■ Exercise goal
Search the material for the word "Song" and report each line where it turns up.
# # # # # # #
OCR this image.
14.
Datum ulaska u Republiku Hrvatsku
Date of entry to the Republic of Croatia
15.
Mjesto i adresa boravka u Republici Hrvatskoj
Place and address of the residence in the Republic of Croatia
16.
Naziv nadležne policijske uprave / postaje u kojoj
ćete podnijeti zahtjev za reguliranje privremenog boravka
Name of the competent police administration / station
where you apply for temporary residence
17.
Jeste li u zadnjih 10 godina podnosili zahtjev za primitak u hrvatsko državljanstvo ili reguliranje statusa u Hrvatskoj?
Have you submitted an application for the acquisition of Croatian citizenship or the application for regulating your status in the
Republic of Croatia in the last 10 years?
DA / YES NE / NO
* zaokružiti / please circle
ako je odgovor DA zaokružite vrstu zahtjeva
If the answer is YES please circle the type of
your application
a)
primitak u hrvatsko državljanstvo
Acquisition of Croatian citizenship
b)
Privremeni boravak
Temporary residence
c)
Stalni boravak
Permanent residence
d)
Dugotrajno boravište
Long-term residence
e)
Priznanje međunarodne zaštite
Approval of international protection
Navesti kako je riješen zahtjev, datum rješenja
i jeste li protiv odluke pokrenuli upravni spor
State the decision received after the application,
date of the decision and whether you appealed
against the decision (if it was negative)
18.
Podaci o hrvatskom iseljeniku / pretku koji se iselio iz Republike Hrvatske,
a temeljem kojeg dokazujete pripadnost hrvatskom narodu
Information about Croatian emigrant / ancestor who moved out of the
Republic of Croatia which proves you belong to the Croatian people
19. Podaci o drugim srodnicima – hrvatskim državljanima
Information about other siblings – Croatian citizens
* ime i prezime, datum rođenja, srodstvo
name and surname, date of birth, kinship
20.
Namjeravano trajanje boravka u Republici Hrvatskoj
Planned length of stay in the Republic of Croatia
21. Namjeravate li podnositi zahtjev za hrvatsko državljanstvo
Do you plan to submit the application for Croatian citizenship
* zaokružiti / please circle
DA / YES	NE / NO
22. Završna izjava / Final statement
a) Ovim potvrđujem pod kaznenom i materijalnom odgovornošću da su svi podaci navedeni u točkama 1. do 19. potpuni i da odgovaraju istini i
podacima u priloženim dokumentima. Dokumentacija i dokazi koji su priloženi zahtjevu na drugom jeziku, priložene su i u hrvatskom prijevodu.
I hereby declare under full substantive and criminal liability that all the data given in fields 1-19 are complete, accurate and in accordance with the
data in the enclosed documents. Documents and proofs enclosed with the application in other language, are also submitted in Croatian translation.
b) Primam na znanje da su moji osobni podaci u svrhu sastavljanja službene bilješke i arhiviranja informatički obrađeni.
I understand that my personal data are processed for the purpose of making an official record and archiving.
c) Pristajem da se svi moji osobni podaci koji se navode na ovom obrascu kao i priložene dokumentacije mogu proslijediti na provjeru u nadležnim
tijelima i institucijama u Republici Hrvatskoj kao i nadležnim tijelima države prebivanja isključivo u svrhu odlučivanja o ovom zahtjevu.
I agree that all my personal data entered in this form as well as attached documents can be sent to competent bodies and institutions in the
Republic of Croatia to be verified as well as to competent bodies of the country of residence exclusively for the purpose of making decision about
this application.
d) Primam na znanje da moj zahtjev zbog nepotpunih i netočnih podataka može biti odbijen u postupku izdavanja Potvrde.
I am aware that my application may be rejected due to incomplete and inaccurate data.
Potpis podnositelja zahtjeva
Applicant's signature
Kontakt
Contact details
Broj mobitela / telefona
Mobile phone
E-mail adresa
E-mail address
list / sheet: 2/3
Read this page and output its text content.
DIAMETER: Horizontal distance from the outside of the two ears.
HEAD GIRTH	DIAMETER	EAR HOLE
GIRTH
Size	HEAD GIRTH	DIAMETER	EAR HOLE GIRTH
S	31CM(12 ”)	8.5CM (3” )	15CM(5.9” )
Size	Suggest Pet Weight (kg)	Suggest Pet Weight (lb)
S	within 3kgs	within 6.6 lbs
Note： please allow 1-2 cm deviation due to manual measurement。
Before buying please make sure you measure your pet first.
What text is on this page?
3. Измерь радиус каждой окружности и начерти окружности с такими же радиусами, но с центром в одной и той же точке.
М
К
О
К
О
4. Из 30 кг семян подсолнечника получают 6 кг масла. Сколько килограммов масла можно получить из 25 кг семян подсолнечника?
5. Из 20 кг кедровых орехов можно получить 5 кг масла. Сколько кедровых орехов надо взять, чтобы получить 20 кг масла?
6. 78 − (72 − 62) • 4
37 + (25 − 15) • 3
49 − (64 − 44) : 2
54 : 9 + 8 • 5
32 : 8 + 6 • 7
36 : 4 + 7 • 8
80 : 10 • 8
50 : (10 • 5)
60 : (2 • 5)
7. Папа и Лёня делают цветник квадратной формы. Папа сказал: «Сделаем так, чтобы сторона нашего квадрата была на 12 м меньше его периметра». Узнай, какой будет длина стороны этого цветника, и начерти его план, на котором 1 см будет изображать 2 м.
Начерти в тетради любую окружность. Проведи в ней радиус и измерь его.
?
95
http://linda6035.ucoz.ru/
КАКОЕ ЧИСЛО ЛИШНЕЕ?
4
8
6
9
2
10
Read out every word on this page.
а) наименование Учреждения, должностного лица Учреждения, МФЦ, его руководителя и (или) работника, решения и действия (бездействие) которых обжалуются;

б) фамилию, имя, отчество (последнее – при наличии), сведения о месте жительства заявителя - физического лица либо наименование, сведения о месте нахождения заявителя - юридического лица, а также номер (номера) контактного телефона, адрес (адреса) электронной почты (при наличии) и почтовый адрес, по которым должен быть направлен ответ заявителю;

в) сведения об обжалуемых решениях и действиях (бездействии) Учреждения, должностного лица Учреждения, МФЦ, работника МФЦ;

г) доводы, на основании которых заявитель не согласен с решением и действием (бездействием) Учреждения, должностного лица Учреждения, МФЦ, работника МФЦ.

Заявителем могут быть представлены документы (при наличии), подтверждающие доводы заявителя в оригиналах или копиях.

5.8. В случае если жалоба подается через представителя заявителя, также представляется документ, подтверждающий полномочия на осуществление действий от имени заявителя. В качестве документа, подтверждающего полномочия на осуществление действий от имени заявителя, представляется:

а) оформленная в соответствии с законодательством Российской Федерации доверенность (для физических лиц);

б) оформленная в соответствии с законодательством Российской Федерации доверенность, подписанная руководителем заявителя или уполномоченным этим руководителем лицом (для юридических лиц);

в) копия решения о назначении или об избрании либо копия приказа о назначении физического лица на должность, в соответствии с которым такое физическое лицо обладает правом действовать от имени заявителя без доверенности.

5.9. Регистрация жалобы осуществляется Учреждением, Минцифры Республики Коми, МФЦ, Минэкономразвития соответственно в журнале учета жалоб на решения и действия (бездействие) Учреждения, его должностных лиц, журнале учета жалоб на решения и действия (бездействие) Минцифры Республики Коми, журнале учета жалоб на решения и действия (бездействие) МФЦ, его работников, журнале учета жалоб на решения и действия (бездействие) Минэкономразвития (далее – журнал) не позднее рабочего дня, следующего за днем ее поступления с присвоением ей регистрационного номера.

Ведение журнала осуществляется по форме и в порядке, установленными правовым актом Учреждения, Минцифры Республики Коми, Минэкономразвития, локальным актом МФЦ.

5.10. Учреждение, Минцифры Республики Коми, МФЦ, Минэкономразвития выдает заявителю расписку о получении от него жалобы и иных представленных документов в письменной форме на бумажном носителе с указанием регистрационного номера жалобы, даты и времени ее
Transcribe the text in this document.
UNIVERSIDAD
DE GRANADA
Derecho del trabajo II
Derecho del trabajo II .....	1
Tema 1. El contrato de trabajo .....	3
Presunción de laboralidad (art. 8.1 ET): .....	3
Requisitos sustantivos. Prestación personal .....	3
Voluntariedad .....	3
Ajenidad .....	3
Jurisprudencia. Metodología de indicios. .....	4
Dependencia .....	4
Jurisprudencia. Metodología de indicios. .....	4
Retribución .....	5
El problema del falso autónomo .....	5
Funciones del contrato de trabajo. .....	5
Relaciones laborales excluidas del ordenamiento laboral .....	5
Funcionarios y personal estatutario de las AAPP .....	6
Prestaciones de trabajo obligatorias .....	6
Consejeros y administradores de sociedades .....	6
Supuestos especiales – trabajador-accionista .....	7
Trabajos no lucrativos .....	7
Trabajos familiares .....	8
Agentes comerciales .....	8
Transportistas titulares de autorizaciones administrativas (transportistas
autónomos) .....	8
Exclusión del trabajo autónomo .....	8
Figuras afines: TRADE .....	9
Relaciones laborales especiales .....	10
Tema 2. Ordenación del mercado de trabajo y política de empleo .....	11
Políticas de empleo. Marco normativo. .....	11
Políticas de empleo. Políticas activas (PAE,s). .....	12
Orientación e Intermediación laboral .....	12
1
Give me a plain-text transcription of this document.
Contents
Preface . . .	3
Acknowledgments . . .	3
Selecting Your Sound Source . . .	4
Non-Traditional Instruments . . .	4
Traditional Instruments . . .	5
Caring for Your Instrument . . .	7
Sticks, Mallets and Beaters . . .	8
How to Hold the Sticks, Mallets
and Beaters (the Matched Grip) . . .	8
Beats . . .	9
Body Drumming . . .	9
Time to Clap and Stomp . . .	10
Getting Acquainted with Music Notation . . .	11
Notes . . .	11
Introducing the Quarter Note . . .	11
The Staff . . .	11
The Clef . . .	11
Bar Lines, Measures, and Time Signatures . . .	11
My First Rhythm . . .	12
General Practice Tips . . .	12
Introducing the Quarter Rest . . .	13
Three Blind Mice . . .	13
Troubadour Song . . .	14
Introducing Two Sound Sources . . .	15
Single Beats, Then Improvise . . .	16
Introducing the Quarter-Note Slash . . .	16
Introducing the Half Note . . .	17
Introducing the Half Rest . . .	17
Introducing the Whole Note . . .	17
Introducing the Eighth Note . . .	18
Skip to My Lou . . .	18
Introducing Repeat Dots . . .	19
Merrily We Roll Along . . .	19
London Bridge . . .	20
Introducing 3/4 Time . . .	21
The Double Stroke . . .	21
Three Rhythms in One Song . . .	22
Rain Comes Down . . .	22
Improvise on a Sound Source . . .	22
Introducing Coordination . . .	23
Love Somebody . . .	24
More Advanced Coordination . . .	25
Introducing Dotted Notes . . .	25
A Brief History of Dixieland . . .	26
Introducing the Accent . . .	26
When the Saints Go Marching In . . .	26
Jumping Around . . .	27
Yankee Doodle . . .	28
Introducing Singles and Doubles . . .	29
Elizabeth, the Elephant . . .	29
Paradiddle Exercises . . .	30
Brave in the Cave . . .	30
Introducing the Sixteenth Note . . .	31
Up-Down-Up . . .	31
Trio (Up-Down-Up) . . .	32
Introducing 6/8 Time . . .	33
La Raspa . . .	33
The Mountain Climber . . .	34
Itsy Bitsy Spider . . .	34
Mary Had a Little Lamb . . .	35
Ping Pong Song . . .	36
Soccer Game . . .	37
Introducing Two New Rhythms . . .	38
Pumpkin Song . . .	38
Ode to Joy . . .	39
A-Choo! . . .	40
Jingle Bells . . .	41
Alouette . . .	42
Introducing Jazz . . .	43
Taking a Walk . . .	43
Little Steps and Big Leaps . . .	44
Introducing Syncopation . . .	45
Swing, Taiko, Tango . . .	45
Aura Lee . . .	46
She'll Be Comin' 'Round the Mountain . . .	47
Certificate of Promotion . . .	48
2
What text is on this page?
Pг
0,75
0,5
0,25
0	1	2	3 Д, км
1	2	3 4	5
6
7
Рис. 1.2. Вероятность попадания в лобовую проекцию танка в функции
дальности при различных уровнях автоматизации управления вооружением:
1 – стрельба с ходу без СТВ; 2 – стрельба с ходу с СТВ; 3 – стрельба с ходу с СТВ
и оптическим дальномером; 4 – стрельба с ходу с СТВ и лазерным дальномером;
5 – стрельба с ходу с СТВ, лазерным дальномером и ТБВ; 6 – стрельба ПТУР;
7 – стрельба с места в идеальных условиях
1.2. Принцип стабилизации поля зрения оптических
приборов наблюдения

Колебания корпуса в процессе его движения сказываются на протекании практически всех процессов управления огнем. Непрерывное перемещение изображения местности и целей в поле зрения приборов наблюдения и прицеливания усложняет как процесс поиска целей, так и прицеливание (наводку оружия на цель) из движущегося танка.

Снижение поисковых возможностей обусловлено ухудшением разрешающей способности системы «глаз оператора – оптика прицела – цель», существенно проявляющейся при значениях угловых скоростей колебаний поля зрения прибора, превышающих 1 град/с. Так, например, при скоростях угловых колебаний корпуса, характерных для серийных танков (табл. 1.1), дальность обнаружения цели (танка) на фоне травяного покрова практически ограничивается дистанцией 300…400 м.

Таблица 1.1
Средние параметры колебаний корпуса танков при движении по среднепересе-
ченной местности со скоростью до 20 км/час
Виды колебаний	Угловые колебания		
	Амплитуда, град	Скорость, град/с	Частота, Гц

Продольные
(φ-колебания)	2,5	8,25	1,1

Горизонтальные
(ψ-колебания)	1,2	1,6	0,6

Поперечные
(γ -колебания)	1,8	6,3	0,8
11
# # # # # # #
■ Written reply
Troubadour Song . . .	14
Three Rhythms in One Song . . .	22
Ping Pong Song . . .	36
Pumpkin Song . . .	38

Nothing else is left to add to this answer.